Material:

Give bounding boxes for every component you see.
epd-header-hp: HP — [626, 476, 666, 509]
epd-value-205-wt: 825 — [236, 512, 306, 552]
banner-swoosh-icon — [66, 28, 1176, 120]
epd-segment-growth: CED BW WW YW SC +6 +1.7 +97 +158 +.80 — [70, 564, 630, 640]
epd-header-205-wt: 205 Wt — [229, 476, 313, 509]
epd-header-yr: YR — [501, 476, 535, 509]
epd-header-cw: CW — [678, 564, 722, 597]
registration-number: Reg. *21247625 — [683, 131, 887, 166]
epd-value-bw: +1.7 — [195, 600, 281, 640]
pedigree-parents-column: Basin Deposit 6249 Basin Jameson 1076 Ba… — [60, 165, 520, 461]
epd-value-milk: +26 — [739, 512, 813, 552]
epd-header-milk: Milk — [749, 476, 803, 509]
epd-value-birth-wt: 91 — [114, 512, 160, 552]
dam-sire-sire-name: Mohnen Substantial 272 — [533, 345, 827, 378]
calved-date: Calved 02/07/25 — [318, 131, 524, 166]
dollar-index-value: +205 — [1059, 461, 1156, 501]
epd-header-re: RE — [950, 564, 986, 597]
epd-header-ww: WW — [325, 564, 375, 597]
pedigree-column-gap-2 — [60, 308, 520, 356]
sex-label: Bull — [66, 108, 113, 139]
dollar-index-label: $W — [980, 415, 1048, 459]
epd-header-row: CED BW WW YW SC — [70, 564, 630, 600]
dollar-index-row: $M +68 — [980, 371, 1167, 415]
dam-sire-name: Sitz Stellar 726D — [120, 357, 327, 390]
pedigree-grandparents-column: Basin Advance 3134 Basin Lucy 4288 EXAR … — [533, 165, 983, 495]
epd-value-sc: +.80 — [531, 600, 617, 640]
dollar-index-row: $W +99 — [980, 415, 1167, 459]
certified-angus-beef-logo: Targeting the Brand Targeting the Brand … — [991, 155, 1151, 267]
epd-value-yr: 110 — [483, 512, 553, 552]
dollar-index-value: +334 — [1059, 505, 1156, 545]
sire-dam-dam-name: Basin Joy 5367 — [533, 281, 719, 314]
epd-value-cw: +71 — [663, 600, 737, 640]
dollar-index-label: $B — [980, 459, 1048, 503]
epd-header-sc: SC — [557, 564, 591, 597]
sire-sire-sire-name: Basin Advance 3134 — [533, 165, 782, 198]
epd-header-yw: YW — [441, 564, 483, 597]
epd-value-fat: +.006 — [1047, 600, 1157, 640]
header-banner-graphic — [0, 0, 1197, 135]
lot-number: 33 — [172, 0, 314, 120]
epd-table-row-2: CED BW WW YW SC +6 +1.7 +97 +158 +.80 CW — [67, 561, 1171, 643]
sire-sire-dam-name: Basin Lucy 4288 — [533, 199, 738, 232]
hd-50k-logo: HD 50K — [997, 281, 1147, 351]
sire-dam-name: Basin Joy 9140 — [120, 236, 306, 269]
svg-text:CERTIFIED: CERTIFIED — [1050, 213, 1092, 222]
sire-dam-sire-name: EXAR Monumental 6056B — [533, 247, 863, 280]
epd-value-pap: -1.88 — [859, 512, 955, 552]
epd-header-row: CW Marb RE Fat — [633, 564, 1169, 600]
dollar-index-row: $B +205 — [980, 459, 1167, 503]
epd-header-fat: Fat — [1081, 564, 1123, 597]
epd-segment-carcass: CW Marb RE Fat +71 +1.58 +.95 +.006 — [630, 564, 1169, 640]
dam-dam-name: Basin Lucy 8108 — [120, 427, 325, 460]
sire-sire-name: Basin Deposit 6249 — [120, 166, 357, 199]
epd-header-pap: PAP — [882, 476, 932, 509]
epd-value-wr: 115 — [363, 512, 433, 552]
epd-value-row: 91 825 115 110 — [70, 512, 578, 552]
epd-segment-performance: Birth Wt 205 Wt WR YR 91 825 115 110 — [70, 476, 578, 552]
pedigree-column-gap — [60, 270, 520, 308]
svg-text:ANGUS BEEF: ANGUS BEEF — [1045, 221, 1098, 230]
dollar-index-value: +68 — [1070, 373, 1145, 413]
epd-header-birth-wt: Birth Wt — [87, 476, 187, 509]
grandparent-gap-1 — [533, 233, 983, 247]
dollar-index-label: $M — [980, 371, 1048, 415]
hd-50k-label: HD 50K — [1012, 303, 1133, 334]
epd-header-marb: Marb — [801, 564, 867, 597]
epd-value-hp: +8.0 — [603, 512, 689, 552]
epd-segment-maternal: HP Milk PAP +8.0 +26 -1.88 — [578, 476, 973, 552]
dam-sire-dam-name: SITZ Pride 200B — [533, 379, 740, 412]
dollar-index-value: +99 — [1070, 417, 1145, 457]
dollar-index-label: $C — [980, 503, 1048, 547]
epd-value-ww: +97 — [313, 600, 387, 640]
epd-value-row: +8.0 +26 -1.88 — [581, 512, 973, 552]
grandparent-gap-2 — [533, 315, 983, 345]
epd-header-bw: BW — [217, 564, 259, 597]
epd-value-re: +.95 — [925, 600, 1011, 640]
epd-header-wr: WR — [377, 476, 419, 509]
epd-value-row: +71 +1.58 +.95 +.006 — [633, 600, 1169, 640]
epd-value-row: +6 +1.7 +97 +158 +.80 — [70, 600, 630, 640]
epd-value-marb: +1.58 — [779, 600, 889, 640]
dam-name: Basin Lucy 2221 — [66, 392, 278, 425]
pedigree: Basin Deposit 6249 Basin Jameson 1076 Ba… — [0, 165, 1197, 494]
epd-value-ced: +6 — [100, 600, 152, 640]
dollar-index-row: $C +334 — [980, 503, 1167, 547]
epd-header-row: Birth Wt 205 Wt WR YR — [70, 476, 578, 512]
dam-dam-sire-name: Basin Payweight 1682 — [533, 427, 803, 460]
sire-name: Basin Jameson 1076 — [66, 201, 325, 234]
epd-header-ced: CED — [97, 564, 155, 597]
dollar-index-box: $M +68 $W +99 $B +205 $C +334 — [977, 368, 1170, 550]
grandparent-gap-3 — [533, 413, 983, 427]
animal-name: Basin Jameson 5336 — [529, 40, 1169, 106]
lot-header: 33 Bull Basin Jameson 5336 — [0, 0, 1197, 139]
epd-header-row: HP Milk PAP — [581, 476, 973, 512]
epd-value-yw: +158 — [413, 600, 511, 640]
...
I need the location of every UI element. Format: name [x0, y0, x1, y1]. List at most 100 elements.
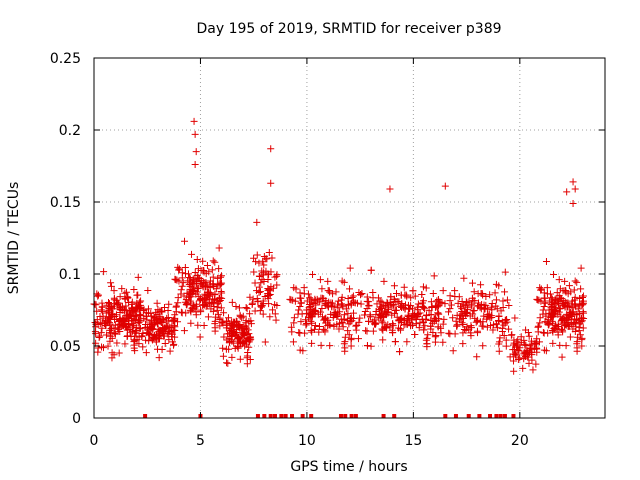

Required work:
Repeat the lines between the one holding "Give bounding boxes" and the one holding "epd-table-row-2: CED BW", inclusive, word for word.

Reply to the task:
Give bounding boxes for every component you see.
epd-header-hp: HP — [626, 476, 666, 509]
epd-value-205-wt: 825 — [236, 512, 306, 552]
banner-swoosh-icon — [66, 28, 1176, 120]
epd-segment-growth: CED BW WW YW SC +6 +1.7 +97 +158 +.80 — [70, 564, 630, 640]
epd-header-205-wt: 205 Wt — [229, 476, 313, 509]
epd-header-yr: YR — [501, 476, 535, 509]
epd-header-cw: CW — [678, 564, 722, 597]
registration-number: Reg. *21247625 — [683, 131, 887, 166]
epd-value-bw: +1.7 — [195, 600, 281, 640]
pedigree-parents-column: Basin Deposit 6249 Basin Jameson 1076 Ba… — [60, 165, 520, 461]
epd-value-milk: +26 — [739, 512, 813, 552]
epd-header-milk: Milk — [749, 476, 803, 509]
epd-value-birth-wt: 91 — [114, 512, 160, 552]
dam-sire-sire-name: Mohnen Substantial 272 — [533, 345, 827, 378]
calved-date: Calved 02/07/25 — [318, 131, 524, 166]
dollar-index-value: +205 — [1059, 461, 1156, 501]
epd-header-re: RE — [950, 564, 986, 597]
epd-header-ww: WW — [325, 564, 375, 597]
pedigree-column-gap-2 — [60, 308, 520, 356]
sex-label: Bull — [66, 108, 113, 139]
dollar-index-label: $W — [980, 415, 1048, 459]
epd-header-row: CED BW WW YW SC — [70, 564, 630, 600]
dollar-index-row: $M +68 — [980, 371, 1167, 415]
dam-sire-name: Sitz Stellar 726D — [120, 357, 327, 390]
pedigree-grandparents-column: Basin Advance 3134 Basin Lucy 4288 EXAR … — [533, 165, 983, 495]
epd-value-sc: +.80 — [531, 600, 617, 640]
dollar-index-row: $W +99 — [980, 415, 1167, 459]
certified-angus-beef-logo: Targeting the Brand Targeting the Brand … — [991, 155, 1151, 267]
epd-value-yr: 110 — [483, 512, 553, 552]
dollar-index-value: +334 — [1059, 505, 1156, 545]
sire-dam-dam-name: Basin Joy 5367 — [533, 281, 719, 314]
epd-value-cw: +71 — [663, 600, 737, 640]
dollar-index-label: $B — [980, 459, 1048, 503]
epd-header-sc: SC — [557, 564, 591, 597]
sire-sire-sire-name: Basin Advance 3134 — [533, 165, 782, 198]
epd-header-yw: YW — [441, 564, 483, 597]
epd-value-fat: +.006 — [1047, 600, 1157, 640]
header-banner-graphic — [0, 0, 1197, 135]
lot-number: 33 — [172, 0, 314, 120]
epd-table-row-2: CED BW WW YW SC +6 +1.7 +97 +158 +.80 CW — [67, 561, 1171, 643]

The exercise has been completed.